Problem requirements: Drop every picture and copy exactly the lines from the one with "Transcribe this image's" through the last line of the listing below.

Collected data:
○ ○ ○ ○

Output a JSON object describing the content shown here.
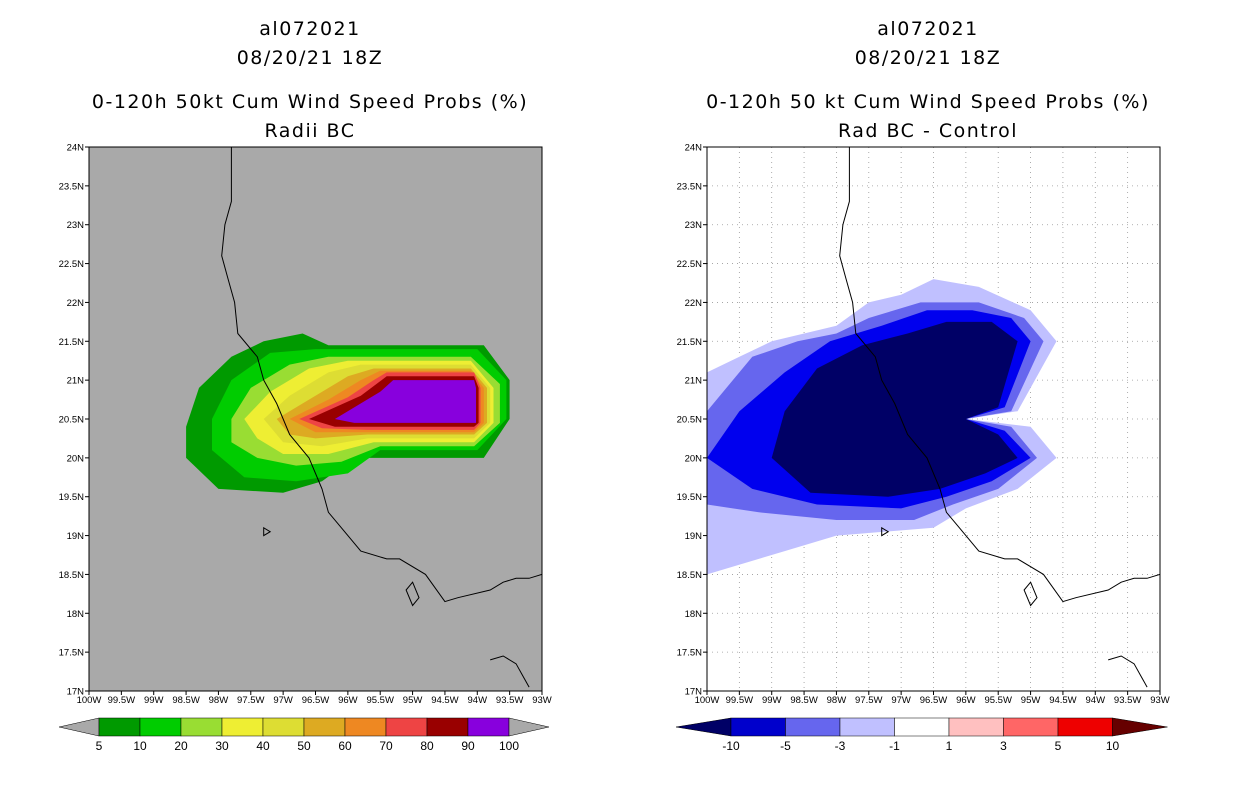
{
  "left_panel": {
    "storm_id": "al072021",
    "datetime": "08/20/21 18Z",
    "title_line1": "0-120h 50kt Cum Wind Speed Probs (%)",
    "title_line2": "Radii BC",
    "background_color": "#a9a9a9",
    "colorbar_labels": [
      "5",
      "10",
      "20",
      "30",
      "40",
      "50",
      "60",
      "70",
      "80",
      "90",
      "100"
    ],
    "colorbar_colors": [
      "#009a00",
      "#00cc00",
      "#99dd33",
      "#eeee33",
      "#dddd33",
      "#ddaa22",
      "#ee8822",
      "#ee4444",
      "#990000",
      "#8800dd"
    ]
  },
  "right_panel": {
    "storm_id": "al072021",
    "datetime": "08/20/21 18Z",
    "title_line1": "0-120h 50 kt Cum Wind Speed Probs (%)",
    "title_line2": "Rad BC - Control",
    "background_color": "#ffffff",
    "colorbar_labels": [
      "-10",
      "-5",
      "-3",
      "-1",
      "1",
      "3",
      "5",
      "10"
    ],
    "colorbar_colors": [
      "#0000cc",
      "#6666ee",
      "#c0c0ff",
      "#ffffff",
      "#ffc0c0",
      "#ff6666",
      "#ee0000"
    ],
    "colorbar_end_colors": [
      "#000066",
      "#660000"
    ]
  },
  "axes": {
    "lat_labels": [
      "24N",
      "23.5N",
      "23N",
      "22.5N",
      "22N",
      "21.5N",
      "21N",
      "20.5N",
      "20N",
      "19.5N",
      "19N",
      "18.5N",
      "18N",
      "17.5N",
      "17N"
    ],
    "lon_labels": [
      "100W",
      "99.5W",
      "99W",
      "98.5W",
      "98W",
      "97.5W",
      "97W",
      "96.5W",
      "96W",
      "95.5W",
      "95W",
      "94.5W",
      "94W",
      "93.5W",
      "93W"
    ]
  },
  "map_data": {
    "lat_range": [
      17,
      24
    ],
    "lon_range": [
      -100,
      -93
    ],
    "prob_contours": [
      {
        "level": 5,
        "ring": [
          [
            -98.5,
            20.4
          ],
          [
            -98.3,
            20.9
          ],
          [
            -97.8,
            21.3
          ],
          [
            -97.3,
            21.5
          ],
          [
            -96.7,
            21.6
          ],
          [
            -96.3,
            21.45
          ],
          [
            -93.9,
            21.45
          ],
          [
            -93.5,
            21.0
          ],
          [
            -93.5,
            20.5
          ],
          [
            -93.9,
            20.0
          ],
          [
            -95.9,
            20.0
          ],
          [
            -96.4,
            19.7
          ],
          [
            -97.0,
            19.55
          ],
          [
            -98.0,
            19.6
          ],
          [
            -98.5,
            20.0
          ]
        ]
      },
      {
        "level": 10,
        "ring": [
          [
            -98.1,
            20.5
          ],
          [
            -97.8,
            21.0
          ],
          [
            -97.2,
            21.35
          ],
          [
            -96.5,
            21.4
          ],
          [
            -94.0,
            21.4
          ],
          [
            -93.55,
            21.0
          ],
          [
            -93.55,
            20.5
          ],
          [
            -94.0,
            20.1
          ],
          [
            -95.5,
            20.1
          ],
          [
            -96.0,
            19.8
          ],
          [
            -96.8,
            19.7
          ],
          [
            -97.6,
            19.75
          ],
          [
            -98.1,
            20.1
          ]
        ]
      },
      {
        "level": 20,
        "ring": [
          [
            -97.8,
            20.5
          ],
          [
            -97.5,
            20.9
          ],
          [
            -96.9,
            21.2
          ],
          [
            -96.3,
            21.3
          ],
          [
            -94.1,
            21.3
          ],
          [
            -93.65,
            20.95
          ],
          [
            -93.65,
            20.45
          ],
          [
            -94.05,
            20.15
          ],
          [
            -95.5,
            20.15
          ],
          [
            -96.1,
            19.95
          ],
          [
            -96.8,
            19.9
          ],
          [
            -97.4,
            20.0
          ],
          [
            -97.8,
            20.2
          ]
        ]
      },
      {
        "level": 30,
        "ring": [
          [
            -97.6,
            20.5
          ],
          [
            -97.2,
            20.85
          ],
          [
            -96.6,
            21.15
          ],
          [
            -96.0,
            21.25
          ],
          [
            -94.1,
            21.25
          ],
          [
            -93.75,
            20.9
          ],
          [
            -93.75,
            20.45
          ],
          [
            -94.05,
            20.2
          ],
          [
            -95.6,
            20.2
          ],
          [
            -96.3,
            20.05
          ],
          [
            -97.0,
            20.05
          ],
          [
            -97.4,
            20.25
          ]
        ]
      },
      {
        "level": 40,
        "ring": [
          [
            -97.3,
            20.5
          ],
          [
            -96.9,
            20.8
          ],
          [
            -96.3,
            21.1
          ],
          [
            -95.8,
            21.2
          ],
          [
            -94.1,
            21.2
          ],
          [
            -93.8,
            20.9
          ],
          [
            -93.8,
            20.45
          ],
          [
            -94.05,
            20.25
          ],
          [
            -95.7,
            20.25
          ],
          [
            -96.4,
            20.15
          ],
          [
            -97.0,
            20.2
          ]
        ]
      },
      {
        "level": 50,
        "ring": [
          [
            -97.1,
            20.5
          ],
          [
            -96.6,
            20.75
          ],
          [
            -96.0,
            21.05
          ],
          [
            -95.6,
            21.15
          ],
          [
            -94.1,
            21.15
          ],
          [
            -93.85,
            20.9
          ],
          [
            -93.85,
            20.45
          ],
          [
            -94.05,
            20.3
          ],
          [
            -95.7,
            20.3
          ],
          [
            -96.5,
            20.25
          ],
          [
            -96.9,
            20.3
          ]
        ]
      },
      {
        "level": 60,
        "ring": [
          [
            -96.9,
            20.5
          ],
          [
            -96.3,
            20.75
          ],
          [
            -95.8,
            21.0
          ],
          [
            -95.5,
            21.12
          ],
          [
            -94.1,
            21.12
          ],
          [
            -93.9,
            20.9
          ],
          [
            -93.9,
            20.45
          ],
          [
            -94.05,
            20.33
          ],
          [
            -95.7,
            20.33
          ],
          [
            -96.5,
            20.33
          ]
        ]
      },
      {
        "level": 70,
        "ring": [
          [
            -96.75,
            20.5
          ],
          [
            -96.0,
            20.78
          ],
          [
            -95.6,
            21.0
          ],
          [
            -95.4,
            21.1
          ],
          [
            -94.05,
            21.1
          ],
          [
            -93.95,
            20.9
          ],
          [
            -93.95,
            20.45
          ],
          [
            -94.05,
            20.36
          ],
          [
            -95.7,
            20.36
          ],
          [
            -96.4,
            20.38
          ]
        ]
      },
      {
        "level": 80,
        "ring": [
          [
            -96.6,
            20.5
          ],
          [
            -95.8,
            20.8
          ],
          [
            -95.4,
            21.05
          ],
          [
            -94.05,
            21.05
          ],
          [
            -93.98,
            20.9
          ],
          [
            -93.98,
            20.45
          ],
          [
            -94.05,
            20.4
          ],
          [
            -96.2,
            20.4
          ]
        ]
      },
      {
        "level": 90,
        "ring": [
          [
            -96.2,
            20.5
          ],
          [
            -95.5,
            20.85
          ],
          [
            -95.3,
            21.0
          ],
          [
            -94.05,
            21.0
          ],
          [
            -94.02,
            20.9
          ],
          [
            -94.02,
            20.45
          ],
          [
            -95.9,
            20.45
          ]
        ]
      }
    ],
    "diff_contours": [
      {
        "level": -1,
        "ring": [
          [
            -100,
            18.5
          ],
          [
            -98.8,
            18.8
          ],
          [
            -98.0,
            19.0
          ],
          [
            -96.5,
            19.1
          ],
          [
            -96.0,
            19.35
          ],
          [
            -95.2,
            19.6
          ],
          [
            -94.6,
            20.0
          ],
          [
            -95.0,
            20.4
          ],
          [
            -96.0,
            20.5
          ],
          [
            -95.2,
            20.6
          ],
          [
            -94.6,
            21.5
          ],
          [
            -95.0,
            21.9
          ],
          [
            -95.8,
            22.2
          ],
          [
            -96.5,
            22.3
          ],
          [
            -97.0,
            22.1
          ],
          [
            -97.5,
            22.0
          ],
          [
            -98.0,
            21.7
          ],
          [
            -98.5,
            21.6
          ],
          [
            -99.0,
            21.5
          ],
          [
            -99.5,
            21.3
          ],
          [
            -100,
            21.1
          ]
        ]
      },
      {
        "level": -3,
        "ring": [
          [
            -100,
            19.4
          ],
          [
            -99.2,
            19.3
          ],
          [
            -98.0,
            19.2
          ],
          [
            -96.8,
            19.2
          ],
          [
            -96.2,
            19.4
          ],
          [
            -95.5,
            19.6
          ],
          [
            -94.9,
            20.0
          ],
          [
            -95.3,
            20.4
          ],
          [
            -96.0,
            20.5
          ],
          [
            -95.3,
            20.6
          ],
          [
            -94.8,
            21.5
          ],
          [
            -95.1,
            21.8
          ],
          [
            -95.8,
            22.0
          ],
          [
            -96.7,
            22.0
          ],
          [
            -97.5,
            21.8
          ],
          [
            -98.0,
            21.6
          ],
          [
            -98.6,
            21.5
          ],
          [
            -99.3,
            21.3
          ],
          [
            -100,
            20.6
          ]
        ]
      },
      {
        "level": -5,
        "ring": [
          [
            -100,
            20.0
          ],
          [
            -99.3,
            19.6
          ],
          [
            -98.3,
            19.4
          ],
          [
            -97.0,
            19.35
          ],
          [
            -96.3,
            19.5
          ],
          [
            -95.6,
            19.7
          ],
          [
            -95.0,
            20.0
          ],
          [
            -95.4,
            20.35
          ],
          [
            -96.0,
            20.5
          ],
          [
            -95.4,
            20.65
          ],
          [
            -95.0,
            21.5
          ],
          [
            -95.3,
            21.8
          ],
          [
            -95.9,
            21.9
          ],
          [
            -96.6,
            21.9
          ],
          [
            -97.3,
            21.7
          ],
          [
            -98.1,
            21.5
          ],
          [
            -98.8,
            21.1
          ],
          [
            -99.5,
            20.6
          ]
        ]
      },
      {
        "level": -10,
        "ring": [
          [
            -99.0,
            20.0
          ],
          [
            -98.4,
            19.55
          ],
          [
            -97.2,
            19.5
          ],
          [
            -96.4,
            19.6
          ],
          [
            -95.7,
            19.8
          ],
          [
            -95.2,
            20.0
          ],
          [
            -95.5,
            20.3
          ],
          [
            -96.0,
            20.5
          ],
          [
            -95.5,
            20.65
          ],
          [
            -95.2,
            21.5
          ],
          [
            -95.6,
            21.75
          ],
          [
            -96.3,
            21.75
          ],
          [
            -96.9,
            21.6
          ],
          [
            -97.6,
            21.45
          ],
          [
            -98.3,
            21.15
          ],
          [
            -98.8,
            20.6
          ]
        ]
      }
    ],
    "coastline": [
      [
        -97.8,
        24.0
      ],
      [
        -97.8,
        23.3
      ],
      [
        -97.9,
        23.0
      ],
      [
        -97.95,
        22.6
      ],
      [
        -97.85,
        22.3
      ],
      [
        -97.75,
        22.0
      ],
      [
        -97.7,
        21.6
      ],
      [
        -97.4,
        21.3
      ],
      [
        -97.3,
        21.0
      ],
      [
        -97.1,
        20.7
      ],
      [
        -96.9,
        20.3
      ],
      [
        -96.6,
        20.0
      ],
      [
        -96.4,
        19.6
      ],
      [
        -96.3,
        19.3
      ],
      [
        -96.1,
        19.1
      ],
      [
        -95.8,
        18.8
      ],
      [
        -95.4,
        18.7
      ],
      [
        -95.2,
        18.7
      ],
      [
        -94.8,
        18.5
      ],
      [
        -94.5,
        18.15
      ],
      [
        -94.3,
        18.2
      ],
      [
        -93.8,
        18.3
      ],
      [
        -93.6,
        18.4
      ],
      [
        -93.4,
        18.45
      ],
      [
        -93.2,
        18.45
      ],
      [
        -93.0,
        18.5
      ]
    ],
    "yucatan_tip": [
      [
        -93.8,
        17.4
      ],
      [
        -93.6,
        17.45
      ],
      [
        -93.4,
        17.35
      ],
      [
        -93.3,
        17.2
      ],
      [
        -93.2,
        17.05
      ]
    ],
    "islands": [
      [
        [
          -95.0,
          18.4
        ],
        [
          -94.9,
          18.2
        ],
        [
          -95.0,
          18.1
        ],
        [
          -95.1,
          18.3
        ]
      ],
      [
        [
          -97.3,
          19.1
        ],
        [
          -97.2,
          19.05
        ],
        [
          -97.3,
          19.0
        ]
      ]
    ]
  }
}
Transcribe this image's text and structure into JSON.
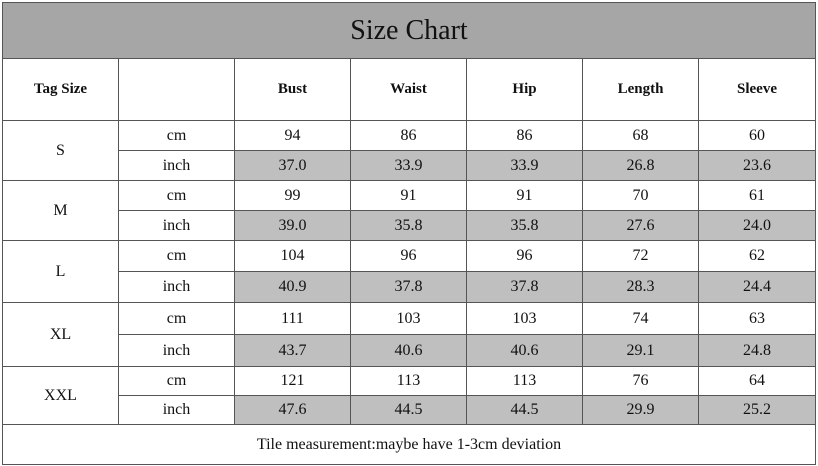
{
  "title": "Size Chart",
  "header": {
    "tag_size": "Tag Size",
    "columns": [
      "Bust",
      "Waist",
      "Hip",
      "Length",
      "Sleeve"
    ]
  },
  "units": [
    "cm",
    "inch"
  ],
  "rows": [
    {
      "size": "S",
      "cm": [
        "94",
        "86",
        "86",
        "68",
        "60"
      ],
      "inch": [
        "37.0",
        "33.9",
        "33.9",
        "26.8",
        "23.6"
      ]
    },
    {
      "size": "M",
      "cm": [
        "99",
        "91",
        "91",
        "70",
        "61"
      ],
      "inch": [
        "39.0",
        "35.8",
        "35.8",
        "27.6",
        "24.0"
      ]
    },
    {
      "size": "L",
      "cm": [
        "104",
        "96",
        "96",
        "72",
        "62"
      ],
      "inch": [
        "40.9",
        "37.8",
        "37.8",
        "28.3",
        "24.4"
      ]
    },
    {
      "size": "XL",
      "cm": [
        "111",
        "103",
        "103",
        "74",
        "63"
      ],
      "inch": [
        "43.7",
        "40.6",
        "40.6",
        "29.1",
        "24.8"
      ]
    },
    {
      "size": "XXL",
      "cm": [
        "121",
        "113",
        "113",
        "76",
        "64"
      ],
      "inch": [
        "47.6",
        "44.5",
        "44.5",
        "29.9",
        "25.2"
      ]
    }
  ],
  "note": "Tile measurement:maybe have 1-3cm deviation"
}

○ ○ ○ ○

Full response:
Transcribe this image's text and structure into JSON.
{
  "title": "Size Chart",
  "header": {
    "tag_size": "Tag Size",
    "columns": [
      "Bust",
      "Waist",
      "Hip",
      "Length",
      "Sleeve"
    ]
  },
  "units": [
    "cm",
    "inch"
  ],
  "rows": [
    {
      "size": "S",
      "cm": [
        "94",
        "86",
        "86",
        "68",
        "60"
      ],
      "inch": [
        "37.0",
        "33.9",
        "33.9",
        "26.8",
        "23.6"
      ]
    },
    {
      "size": "M",
      "cm": [
        "99",
        "91",
        "91",
        "70",
        "61"
      ],
      "inch": [
        "39.0",
        "35.8",
        "35.8",
        "27.6",
        "24.0"
      ]
    },
    {
      "size": "L",
      "cm": [
        "104",
        "96",
        "96",
        "72",
        "62"
      ],
      "inch": [
        "40.9",
        "37.8",
        "37.8",
        "28.3",
        "24.4"
      ]
    },
    {
      "size": "XL",
      "cm": [
        "111",
        "103",
        "103",
        "74",
        "63"
      ],
      "inch": [
        "43.7",
        "40.6",
        "40.6",
        "29.1",
        "24.8"
      ]
    },
    {
      "size": "XXL",
      "cm": [
        "121",
        "113",
        "113",
        "76",
        "64"
      ],
      "inch": [
        "47.6",
        "44.5",
        "44.5",
        "29.9",
        "25.2"
      ]
    }
  ],
  "note": "Tile measurement:maybe have 1-3cm deviation"
}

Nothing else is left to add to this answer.